▸ AIM OF THE TASK: Output the full listing word for word.
━━ PROVIDED RECORDS
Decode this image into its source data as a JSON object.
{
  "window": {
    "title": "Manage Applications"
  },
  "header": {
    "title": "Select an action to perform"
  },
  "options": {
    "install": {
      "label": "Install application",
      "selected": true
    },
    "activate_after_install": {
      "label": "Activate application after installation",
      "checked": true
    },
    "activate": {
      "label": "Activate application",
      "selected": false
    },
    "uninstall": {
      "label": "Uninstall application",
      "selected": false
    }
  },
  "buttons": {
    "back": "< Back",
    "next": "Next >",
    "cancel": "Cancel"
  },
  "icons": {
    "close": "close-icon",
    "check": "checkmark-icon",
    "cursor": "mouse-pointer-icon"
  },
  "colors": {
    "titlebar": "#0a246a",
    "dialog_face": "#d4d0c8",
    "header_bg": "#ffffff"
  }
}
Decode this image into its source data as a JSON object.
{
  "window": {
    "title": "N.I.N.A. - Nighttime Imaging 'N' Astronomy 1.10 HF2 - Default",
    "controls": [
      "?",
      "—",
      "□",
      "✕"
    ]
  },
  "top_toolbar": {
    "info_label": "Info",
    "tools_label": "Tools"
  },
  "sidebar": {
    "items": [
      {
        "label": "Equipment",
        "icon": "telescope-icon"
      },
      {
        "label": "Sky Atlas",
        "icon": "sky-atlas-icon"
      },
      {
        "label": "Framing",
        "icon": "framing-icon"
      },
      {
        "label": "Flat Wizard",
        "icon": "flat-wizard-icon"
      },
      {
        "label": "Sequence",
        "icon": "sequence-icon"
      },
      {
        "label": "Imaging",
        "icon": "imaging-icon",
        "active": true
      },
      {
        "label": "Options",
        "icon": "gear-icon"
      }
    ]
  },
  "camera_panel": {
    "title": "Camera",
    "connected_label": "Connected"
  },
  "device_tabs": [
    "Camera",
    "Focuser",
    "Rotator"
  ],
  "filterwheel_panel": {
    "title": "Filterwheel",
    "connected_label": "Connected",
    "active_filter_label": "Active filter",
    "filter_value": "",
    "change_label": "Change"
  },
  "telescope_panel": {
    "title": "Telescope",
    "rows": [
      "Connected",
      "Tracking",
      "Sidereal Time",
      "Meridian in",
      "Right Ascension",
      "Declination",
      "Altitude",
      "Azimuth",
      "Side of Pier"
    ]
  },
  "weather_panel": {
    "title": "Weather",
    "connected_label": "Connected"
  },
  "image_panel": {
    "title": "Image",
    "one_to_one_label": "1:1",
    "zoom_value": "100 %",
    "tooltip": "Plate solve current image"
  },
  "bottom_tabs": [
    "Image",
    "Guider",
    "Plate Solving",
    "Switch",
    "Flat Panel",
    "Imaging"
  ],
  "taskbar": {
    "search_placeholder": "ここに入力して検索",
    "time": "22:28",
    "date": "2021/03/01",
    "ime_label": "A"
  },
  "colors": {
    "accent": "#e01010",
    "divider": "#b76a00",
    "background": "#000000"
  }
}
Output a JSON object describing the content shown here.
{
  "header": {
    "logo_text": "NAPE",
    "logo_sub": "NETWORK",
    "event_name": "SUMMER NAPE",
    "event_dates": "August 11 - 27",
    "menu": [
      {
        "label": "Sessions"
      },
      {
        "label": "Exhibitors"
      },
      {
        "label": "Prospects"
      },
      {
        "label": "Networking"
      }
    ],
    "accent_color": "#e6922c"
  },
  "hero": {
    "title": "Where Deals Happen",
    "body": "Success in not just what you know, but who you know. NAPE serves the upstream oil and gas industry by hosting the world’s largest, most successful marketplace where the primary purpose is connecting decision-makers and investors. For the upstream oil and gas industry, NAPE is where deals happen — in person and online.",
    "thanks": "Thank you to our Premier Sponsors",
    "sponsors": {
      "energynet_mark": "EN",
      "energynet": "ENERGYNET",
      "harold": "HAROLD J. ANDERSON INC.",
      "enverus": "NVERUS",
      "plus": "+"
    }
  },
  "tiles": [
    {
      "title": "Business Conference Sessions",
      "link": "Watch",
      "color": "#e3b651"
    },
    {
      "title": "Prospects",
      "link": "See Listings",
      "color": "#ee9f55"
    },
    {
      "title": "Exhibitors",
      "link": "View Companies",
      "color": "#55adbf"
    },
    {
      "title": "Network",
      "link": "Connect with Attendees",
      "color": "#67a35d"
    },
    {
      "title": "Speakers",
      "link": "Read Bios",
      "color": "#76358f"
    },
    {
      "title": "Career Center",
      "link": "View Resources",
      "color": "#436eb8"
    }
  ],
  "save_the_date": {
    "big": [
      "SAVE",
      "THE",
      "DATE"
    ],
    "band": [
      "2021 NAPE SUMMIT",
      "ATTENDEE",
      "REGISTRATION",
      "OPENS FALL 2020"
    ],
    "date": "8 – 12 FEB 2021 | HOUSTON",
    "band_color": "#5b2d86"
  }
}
━━━━
▸ RESULT OF THE TASK:
Decode this image into its source data as a JSON object.
{
  "window": {
    "title": "Manage Applications"
  },
  "header": {
    "title": "Select an action to perform"
  },
  "options": {
    "install": {
      "label": "Install application",
      "selected": true
    },
    "activate_after_install": {
      "label": "Activate application after installation",
      "checked": true
    },
    "activate": {
      "label": "Activate application",
      "selected": false
    },
    "uninstall": {
      "label": "Uninstall application",
      "selected": false
    }
  },
  "buttons": {
    "back": "< Back",
    "next": "Next >",
    "cancel": "Cancel"
  },
  "icons": {
    "close": "close-icon",
    "check": "checkmark-icon",
    "cursor": "mouse-pointer-icon"
  },
  "colors": {
    "titlebar": "#0a246a",
    "dialog_face": "#d4d0c8",
    "header_bg": "#ffffff"
  }
}
Decode this image into its source data as a JSON object.
{
  "window": {
    "title": "N.I.N.A. - Nighttime Imaging 'N' Astronomy 1.10 HF2 - Default",
    "controls": [
      "?",
      "—",
      "□",
      "✕"
    ]
  },
  "top_toolbar": {
    "info_label": "Info",
    "tools_label": "Tools"
  },
  "sidebar": {
    "items": [
      {
        "label": "Equipment",
        "icon": "telescope-icon"
      },
      {
        "label": "Sky Atlas",
        "icon": "sky-atlas-icon"
      },
      {
        "label": "Framing",
        "icon": "framing-icon"
      },
      {
        "label": "Flat Wizard",
        "icon": "flat-wizard-icon"
      },
      {
        "label": "Sequence",
        "icon": "sequence-icon"
      },
      {
        "label": "Imaging",
        "icon": "imaging-icon",
        "active": true
      },
      {
        "label": "Options",
        "icon": "gear-icon"
      }
    ]
  },
  "camera_panel": {
    "title": "Camera",
    "connected_label": "Connected"
  },
  "device_tabs": [
    "Camera",
    "Focuser",
    "Rotator"
  ],
  "filterwheel_panel": {
    "title": "Filterwheel",
    "connected_label": "Connected",
    "active_filter_label": "Active filter",
    "filter_value": "",
    "change_label": "Change"
  },
  "telescope_panel": {
    "title": "Telescope",
    "rows": [
      "Connected",
      "Tracking",
      "Sidereal Time",
      "Meridian in",
      "Right Ascension",
      "Declination",
      "Altitude",
      "Azimuth",
      "Side of Pier"
    ]
  },
  "weather_panel": {
    "title": "Weather",
    "connected_label": "Connected"
  },
  "image_panel": {
    "title": "Image",
    "one_to_one_label": "1:1",
    "zoom_value": "100 %",
    "tooltip": "Plate solve current image"
  },
  "bottom_tabs": [
    "Image",
    "Guider",
    "Plate Solving",
    "Switch",
    "Flat Panel",
    "Imaging"
  ],
  "taskbar": {
    "search_placeholder": "ここに入力して検索",
    "time": "22:28",
    "date": "2021/03/01",
    "ime_label": "A"
  },
  "colors": {
    "accent": "#e01010",
    "divider": "#b76a00",
    "background": "#000000"
  }
}
Output a JSON object describing the content shown here.
{
  "header": {
    "logo_text": "NAPE",
    "logo_sub": "NETWORK",
    "event_name": "SUMMER NAPE",
    "event_dates": "August 11 - 27",
    "menu": [
      {
        "label": "Sessions"
      },
      {
        "label": "Exhibitors"
      },
      {
        "label": "Prospects"
      },
      {
        "label": "Networking"
      }
    ],
    "accent_color": "#e6922c"
  },
  "hero": {
    "title": "Where Deals Happen",
    "body": "Success in not just what you know, but who you know. NAPE serves the upstream oil and gas industry by hosting the world’s largest, most successful marketplace where the primary purpose is connecting decision-makers and investors. For the upstream oil and gas industry, NAPE is where deals happen — in person and online.",
    "thanks": "Thank you to our Premier Sponsors",
    "sponsors": {
      "energynet_mark": "EN",
      "energynet": "ENERGYNET",
      "harold": "HAROLD J. ANDERSON INC.",
      "enverus": "NVERUS",
      "plus": "+"
    }
  },
  "tiles": [
    {
      "title": "Business Conference Sessions",
      "link": "Watch",
      "color": "#e3b651"
    },
    {
      "title": "Prospects",
      "link": "See Listings",
      "color": "#ee9f55"
    },
    {
      "title": "Exhibitors",
      "link": "View Companies",
      "color": "#55adbf"
    },
    {
      "title": "Network",
      "link": "Connect with Attendees",
      "color": "#67a35d"
    },
    {
      "title": "Speakers",
      "link": "Read Bios",
      "color": "#76358f"
    },
    {
      "title": "Career Center",
      "link": "View Resources",
      "color": "#436eb8"
    }
  ],
  "save_the_date": {
    "big": [
      "SAVE",
      "THE",
      "DATE"
    ],
    "band": [
      "2021 NAPE SUMMIT",
      "ATTENDEE",
      "REGISTRATION",
      "OPENS FALL 2020"
    ],
    "date": "8 – 12 FEB 2021 | HOUSTON",
    "band_color": "#5b2d86"
  }
}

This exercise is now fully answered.